EXERCISE. Every record should be written out exactly, please.

PROVIDED DATA.
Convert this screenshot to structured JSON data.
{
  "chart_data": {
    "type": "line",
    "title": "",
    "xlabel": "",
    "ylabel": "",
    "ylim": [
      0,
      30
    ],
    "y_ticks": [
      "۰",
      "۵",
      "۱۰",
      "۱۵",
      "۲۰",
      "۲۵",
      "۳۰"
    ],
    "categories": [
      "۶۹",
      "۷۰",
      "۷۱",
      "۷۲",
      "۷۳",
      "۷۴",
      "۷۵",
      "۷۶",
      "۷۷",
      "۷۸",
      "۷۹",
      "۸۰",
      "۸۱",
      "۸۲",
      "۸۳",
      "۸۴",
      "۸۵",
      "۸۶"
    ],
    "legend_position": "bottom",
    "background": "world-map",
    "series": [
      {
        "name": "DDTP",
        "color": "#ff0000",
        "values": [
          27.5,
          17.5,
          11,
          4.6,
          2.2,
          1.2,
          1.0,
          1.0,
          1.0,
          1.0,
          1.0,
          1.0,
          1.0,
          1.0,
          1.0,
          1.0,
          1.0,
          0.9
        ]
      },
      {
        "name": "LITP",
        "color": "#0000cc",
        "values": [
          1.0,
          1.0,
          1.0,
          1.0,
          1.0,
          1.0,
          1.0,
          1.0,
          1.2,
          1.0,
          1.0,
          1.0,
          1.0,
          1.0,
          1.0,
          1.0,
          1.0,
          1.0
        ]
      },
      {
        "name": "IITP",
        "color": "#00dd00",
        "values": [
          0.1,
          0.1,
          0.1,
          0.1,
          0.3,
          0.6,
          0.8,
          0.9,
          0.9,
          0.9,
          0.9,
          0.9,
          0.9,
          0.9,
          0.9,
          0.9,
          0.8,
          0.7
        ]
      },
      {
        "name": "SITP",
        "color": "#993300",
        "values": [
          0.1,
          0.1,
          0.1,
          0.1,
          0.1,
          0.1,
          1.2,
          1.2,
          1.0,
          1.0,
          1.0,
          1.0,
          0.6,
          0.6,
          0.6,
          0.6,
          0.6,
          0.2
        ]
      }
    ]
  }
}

COMPLETED EXERCISE.
Convert this screenshot to structured JSON data.
{
  "chart_data": {
    "type": "line",
    "title": "",
    "xlabel": "",
    "ylabel": "",
    "ylim": [
      0,
      30
    ],
    "y_ticks": [
      "۰",
      "۵",
      "۱۰",
      "۱۵",
      "۲۰",
      "۲۵",
      "۳۰"
    ],
    "categories": [
      "۶۹",
      "۷۰",
      "۷۱",
      "۷۲",
      "۷۳",
      "۷۴",
      "۷۵",
      "۷۶",
      "۷۷",
      "۷۸",
      "۷۹",
      "۸۰",
      "۸۱",
      "۸۲",
      "۸۳",
      "۸۴",
      "۸۵",
      "۸۶"
    ],
    "legend_position": "bottom",
    "background": "world-map",
    "series": [
      {
        "name": "DDTP",
        "color": "#ff0000",
        "values": [
          27.5,
          17.5,
          11,
          4.6,
          2.2,
          1.2,
          1.0,
          1.0,
          1.0,
          1.0,
          1.0,
          1.0,
          1.0,
          1.0,
          1.0,
          1.0,
          1.0,
          0.9
        ]
      },
      {
        "name": "LITP",
        "color": "#0000cc",
        "values": [
          1.0,
          1.0,
          1.0,
          1.0,
          1.0,
          1.0,
          1.0,
          1.0,
          1.2,
          1.0,
          1.0,
          1.0,
          1.0,
          1.0,
          1.0,
          1.0,
          1.0,
          1.0
        ]
      },
      {
        "name": "IITP",
        "color": "#00dd00",
        "values": [
          0.1,
          0.1,
          0.1,
          0.1,
          0.3,
          0.6,
          0.8,
          0.9,
          0.9,
          0.9,
          0.9,
          0.9,
          0.9,
          0.9,
          0.9,
          0.9,
          0.8,
          0.7
        ]
      },
      {
        "name": "SITP",
        "color": "#993300",
        "values": [
          0.1,
          0.1,
          0.1,
          0.1,
          0.1,
          0.1,
          1.2,
          1.2,
          1.0,
          1.0,
          1.0,
          1.0,
          0.6,
          0.6,
          0.6,
          0.6,
          0.6,
          0.2
        ]
      }
    ]
  }
}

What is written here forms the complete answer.